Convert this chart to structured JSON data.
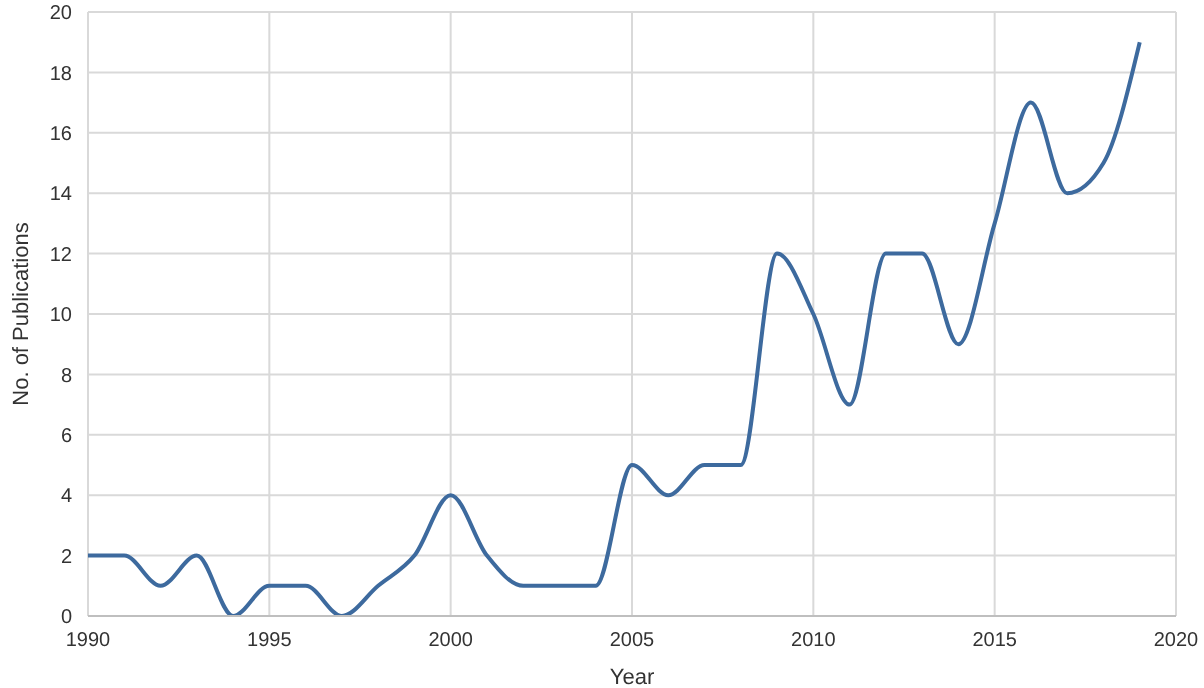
{
  "chart_data": {
    "type": "line",
    "xlabel": "Year",
    "ylabel": "No. of Publications",
    "x": [
      1990,
      1991,
      1992,
      1993,
      1994,
      1995,
      1996,
      1997,
      1998,
      1999,
      2000,
      2001,
      2002,
      2003,
      2004,
      2005,
      2006,
      2007,
      2008,
      2009,
      2010,
      2011,
      2012,
      2013,
      2014,
      2015,
      2016,
      2017,
      2018,
      2019
    ],
    "series": [
      {
        "color": "#3d6a9e",
        "values": [
          2,
          2,
          1,
          2,
          0,
          1,
          1,
          0,
          1,
          2,
          4,
          2,
          1,
          1,
          1,
          5,
          4,
          5,
          5,
          12,
          10,
          7,
          12,
          12,
          9,
          13,
          17,
          14,
          15,
          19
        ]
      }
    ],
    "xlim": [
      1990,
      2020
    ],
    "xticks": [
      1990,
      1995,
      2000,
      2005,
      2010,
      2015,
      2020
    ],
    "ylim": [
      0,
      20
    ],
    "yticks": [
      0,
      2,
      4,
      6,
      8,
      10,
      12,
      14,
      16,
      18,
      20
    ],
    "grid": true,
    "legend": false,
    "marker": "none",
    "line_style": "solid"
  }
}
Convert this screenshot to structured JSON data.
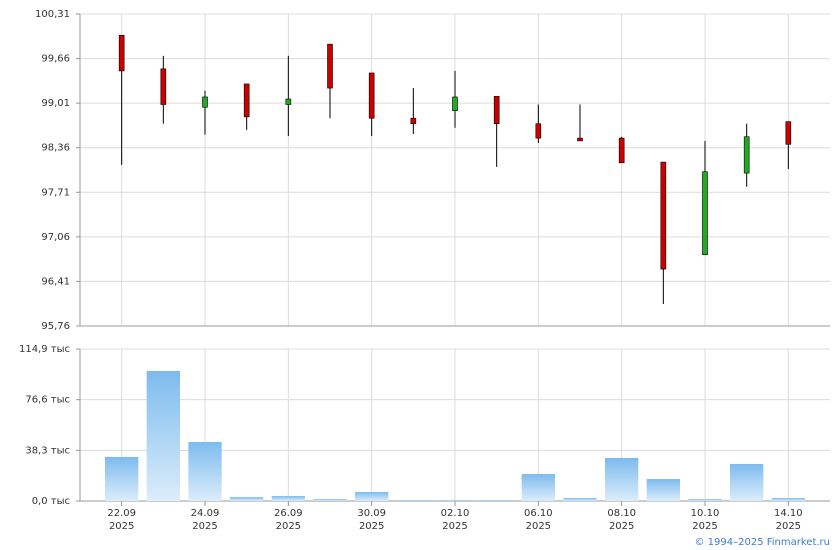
{
  "chart_data": [
    {
      "type": "candlestick",
      "categories": [
        "22.09",
        null,
        "24.09",
        null,
        "26.09",
        null,
        "30.09",
        null,
        "02.10",
        null,
        "06.10",
        null,
        "08.10",
        null,
        "10.10",
        null,
        "14.10"
      ],
      "open": [
        100.0,
        99.51,
        98.95,
        99.29,
        98.99,
        99.87,
        99.45,
        98.79,
        98.9,
        99.11,
        98.71,
        98.5,
        98.5,
        98.15,
        96.8,
        97.99,
        98.74
      ],
      "high": [
        100.0,
        99.7,
        99.19,
        99.29,
        99.7,
        99.87,
        99.45,
        99.23,
        99.48,
        99.11,
        98.99,
        98.99,
        98.52,
        98.15,
        98.46,
        98.71,
        98.74
      ],
      "low": [
        98.11,
        98.71,
        98.55,
        98.62,
        98.53,
        98.79,
        98.53,
        98.56,
        98.65,
        98.08,
        98.43,
        98.46,
        98.14,
        96.08,
        96.8,
        97.79,
        98.05
      ],
      "close": [
        99.48,
        98.99,
        99.1,
        98.81,
        99.07,
        99.23,
        98.79,
        98.71,
        99.1,
        98.71,
        98.5,
        98.46,
        98.14,
        96.59,
        98.01,
        98.52,
        98.41
      ],
      "up_color": "#22aa22",
      "down_color": "#cc0000",
      "ylim": [
        95.76,
        100.31
      ],
      "yticks": [
        {
          "value": 95.76,
          "label": "95,76"
        },
        {
          "value": 96.41,
          "label": "96,41"
        },
        {
          "value": 97.06,
          "label": "97,06"
        },
        {
          "value": 97.71,
          "label": "97,71"
        },
        {
          "value": 98.36,
          "label": "98,36"
        },
        {
          "value": 99.01,
          "label": "99,01"
        },
        {
          "value": 99.66,
          "label": "99,66"
        },
        {
          "value": 100.31,
          "label": "100,31"
        }
      ],
      "grid": true
    },
    {
      "type": "bar",
      "categories": [
        "22.09",
        null,
        "24.09",
        null,
        "26.09",
        null,
        "30.09",
        null,
        "02.10",
        null,
        "06.10",
        null,
        "08.10",
        null,
        "10.10",
        null,
        "14.10"
      ],
      "x_sublabels": [
        "2025",
        null,
        "2025",
        null,
        "2025",
        null,
        "2025",
        null,
        "2025",
        null,
        "2025",
        null,
        "2025",
        null,
        "2025",
        null,
        "2025"
      ],
      "values": [
        33.3,
        98.3,
        44.6,
        3.0,
        3.8,
        1.5,
        6.8,
        0.8,
        0.8,
        0.8,
        20.4,
        2.3,
        32.5,
        16.6,
        1.5,
        28.0,
        2.3
      ],
      "color": "#7dbbee",
      "ylim": [
        0,
        114.9
      ],
      "yticks": [
        {
          "value": 0,
          "label": "0,0 тыс"
        },
        {
          "value": 38.3,
          "label": "38,3 тыс"
        },
        {
          "value": 76.6,
          "label": "76,6 тыс"
        },
        {
          "value": 114.9,
          "label": "114,9 тыс"
        }
      ],
      "grid": true,
      "footer": "© 1994–2025 Finmarket.ru"
    }
  ]
}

^^^^

- **Task prompt**
Without the pictures, write out the whole listing above exactly as it appears.

- **Solved exercise**
Convert this chart to structured JSON data.
{
  "chart_data": {
    "type": "line",
    "xlabel": "Year",
    "ylabel": "No. of Publications",
    "x": [
      1990,
      1991,
      1992,
      1993,
      1994,
      1995,
      1996,
      1997,
      1998,
      1999,
      2000,
      2001,
      2002,
      2003,
      2004,
      2005,
      2006,
      2007,
      2008,
      2009,
      2010,
      2011,
      2012,
      2013,
      2014,
      2015,
      2016,
      2017,
      2018,
      2019
    ],
    "series": [
      {
        "color": "#3d6a9e",
        "values": [
          2,
          2,
          1,
          2,
          0,
          1,
          1,
          0,
          1,
          2,
          4,
          2,
          1,
          1,
          1,
          5,
          4,
          5,
          5,
          12,
          10,
          7,
          12,
          12,
          9,
          13,
          17,
          14,
          15,
          19
        ]
      }
    ],
    "xlim": [
      1990,
      2020
    ],
    "xticks": [
      1990,
      1995,
      2000,
      2005,
      2010,
      2015,
      2020
    ],
    "ylim": [
      0,
      20
    ],
    "yticks": [
      0,
      2,
      4,
      6,
      8,
      10,
      12,
      14,
      16,
      18,
      20
    ],
    "grid": true,
    "legend": false,
    "marker": "none",
    "line_style": "solid"
  }
}
Convert this screenshot to structured JSON data.
{
  "chart_data": [
    {
      "type": "candlestick",
      "categories": [
        "22.09",
        null,
        "24.09",
        null,
        "26.09",
        null,
        "30.09",
        null,
        "02.10",
        null,
        "06.10",
        null,
        "08.10",
        null,
        "10.10",
        null,
        "14.10"
      ],
      "open": [
        100.0,
        99.51,
        98.95,
        99.29,
        98.99,
        99.87,
        99.45,
        98.79,
        98.9,
        99.11,
        98.71,
        98.5,
        98.5,
        98.15,
        96.8,
        97.99,
        98.74
      ],
      "high": [
        100.0,
        99.7,
        99.19,
        99.29,
        99.7,
        99.87,
        99.45,
        99.23,
        99.48,
        99.11,
        98.99,
        98.99,
        98.52,
        98.15,
        98.46,
        98.71,
        98.74
      ],
      "low": [
        98.11,
        98.71,
        98.55,
        98.62,
        98.53,
        98.79,
        98.53,
        98.56,
        98.65,
        98.08,
        98.43,
        98.46,
        98.14,
        96.08,
        96.8,
        97.79,
        98.05
      ],
      "close": [
        99.48,
        98.99,
        99.1,
        98.81,
        99.07,
        99.23,
        98.79,
        98.71,
        99.1,
        98.71,
        98.5,
        98.46,
        98.14,
        96.59,
        98.01,
        98.52,
        98.41
      ],
      "up_color": "#22aa22",
      "down_color": "#cc0000",
      "ylim": [
        95.76,
        100.31
      ],
      "yticks": [
        {
          "value": 95.76,
          "label": "95,76"
        },
        {
          "value": 96.41,
          "label": "96,41"
        },
        {
          "value": 97.06,
          "label": "97,06"
        },
        {
          "value": 97.71,
          "label": "97,71"
        },
        {
          "value": 98.36,
          "label": "98,36"
        },
        {
          "value": 99.01,
          "label": "99,01"
        },
        {
          "value": 99.66,
          "label": "99,66"
        },
        {
          "value": 100.31,
          "label": "100,31"
        }
      ],
      "grid": true
    },
    {
      "type": "bar",
      "categories": [
        "22.09",
        null,
        "24.09",
        null,
        "26.09",
        null,
        "30.09",
        null,
        "02.10",
        null,
        "06.10",
        null,
        "08.10",
        null,
        "10.10",
        null,
        "14.10"
      ],
      "x_sublabels": [
        "2025",
        null,
        "2025",
        null,
        "2025",
        null,
        "2025",
        null,
        "2025",
        null,
        "2025",
        null,
        "2025",
        null,
        "2025",
        null,
        "2025"
      ],
      "values": [
        33.3,
        98.3,
        44.6,
        3.0,
        3.8,
        1.5,
        6.8,
        0.8,
        0.8,
        0.8,
        20.4,
        2.3,
        32.5,
        16.6,
        1.5,
        28.0,
        2.3
      ],
      "color": "#7dbbee",
      "ylim": [
        0,
        114.9
      ],
      "yticks": [
        {
          "value": 0,
          "label": "0,0 тыс"
        },
        {
          "value": 38.3,
          "label": "38,3 тыс"
        },
        {
          "value": 76.6,
          "label": "76,6 тыс"
        },
        {
          "value": 114.9,
          "label": "114,9 тыс"
        }
      ],
      "grid": true,
      "footer": "© 1994–2025 Finmarket.ru"
    }
  ]
}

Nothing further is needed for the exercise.